* EXERCISE OBJECTIVE *
Using the data beneath, show every line that includes the word "Hist".
******
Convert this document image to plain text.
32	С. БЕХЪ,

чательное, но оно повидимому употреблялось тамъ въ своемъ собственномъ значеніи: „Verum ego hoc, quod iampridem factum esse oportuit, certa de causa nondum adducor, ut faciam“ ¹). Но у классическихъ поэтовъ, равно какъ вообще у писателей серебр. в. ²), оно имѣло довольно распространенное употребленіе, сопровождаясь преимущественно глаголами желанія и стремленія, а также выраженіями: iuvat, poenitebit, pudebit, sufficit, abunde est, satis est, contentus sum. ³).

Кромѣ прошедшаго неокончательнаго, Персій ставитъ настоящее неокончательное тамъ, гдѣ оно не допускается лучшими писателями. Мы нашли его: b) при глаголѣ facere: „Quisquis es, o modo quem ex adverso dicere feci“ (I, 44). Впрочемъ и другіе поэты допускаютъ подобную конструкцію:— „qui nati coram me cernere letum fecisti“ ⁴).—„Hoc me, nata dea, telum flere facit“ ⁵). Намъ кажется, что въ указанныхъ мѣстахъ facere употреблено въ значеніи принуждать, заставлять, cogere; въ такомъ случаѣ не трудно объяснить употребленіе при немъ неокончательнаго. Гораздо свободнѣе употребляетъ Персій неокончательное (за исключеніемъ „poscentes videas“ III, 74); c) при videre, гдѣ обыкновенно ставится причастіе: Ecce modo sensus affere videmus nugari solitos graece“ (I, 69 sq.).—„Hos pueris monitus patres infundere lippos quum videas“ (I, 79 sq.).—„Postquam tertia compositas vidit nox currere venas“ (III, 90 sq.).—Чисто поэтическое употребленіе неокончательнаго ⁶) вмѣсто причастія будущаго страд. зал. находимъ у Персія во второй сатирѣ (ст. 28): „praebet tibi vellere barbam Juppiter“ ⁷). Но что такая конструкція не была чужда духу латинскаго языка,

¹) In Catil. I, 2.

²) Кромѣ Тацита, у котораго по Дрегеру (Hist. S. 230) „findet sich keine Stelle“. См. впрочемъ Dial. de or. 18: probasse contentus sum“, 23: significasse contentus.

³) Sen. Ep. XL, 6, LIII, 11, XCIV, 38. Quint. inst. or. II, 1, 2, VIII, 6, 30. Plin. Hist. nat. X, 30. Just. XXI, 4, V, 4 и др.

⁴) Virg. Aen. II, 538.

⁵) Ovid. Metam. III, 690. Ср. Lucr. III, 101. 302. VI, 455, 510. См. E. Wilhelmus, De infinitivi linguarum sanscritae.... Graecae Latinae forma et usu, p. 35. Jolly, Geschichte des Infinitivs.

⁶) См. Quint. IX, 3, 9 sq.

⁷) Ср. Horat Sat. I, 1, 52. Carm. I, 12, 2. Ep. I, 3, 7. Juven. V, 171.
******
* RESPONSE *
²) Кромѣ Тацита, у котораго по Дрегеру (Hist. S. 230) „findet sich keine Stelle“. См. впрочемъ Dial. de or. 18: probasse contentus sum“, 23: significasse contentus.
³) Sen. Ep. XL, 6, LIII, 11, XCIV, 38. Quint. inst. or. II, 1, 2, VIII, 6, 30. Plin. Hist. nat. X, 30. Just. XXI, 4, V, 4 и др.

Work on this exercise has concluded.